§ GIVEN RECORDS:
#####

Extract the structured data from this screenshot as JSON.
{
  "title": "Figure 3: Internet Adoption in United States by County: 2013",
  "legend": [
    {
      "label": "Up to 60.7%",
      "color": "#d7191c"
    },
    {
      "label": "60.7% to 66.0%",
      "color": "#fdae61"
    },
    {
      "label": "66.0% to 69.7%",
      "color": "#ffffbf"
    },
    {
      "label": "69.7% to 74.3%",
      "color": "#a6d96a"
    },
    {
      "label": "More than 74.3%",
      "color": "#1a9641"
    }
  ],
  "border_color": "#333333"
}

#####

§ INSTRUCTIONS FOR THE TASK: Write out every line from the entries where "label" appears.

§ CORRECT RESULT:
      "label": "Up to 60.7%",
      "label": "60.7% to 66.0%",
      "label": "66.0% to 69.7%",
      "label": "69.7% to 74.3%",
      "label": "More than 74.3%",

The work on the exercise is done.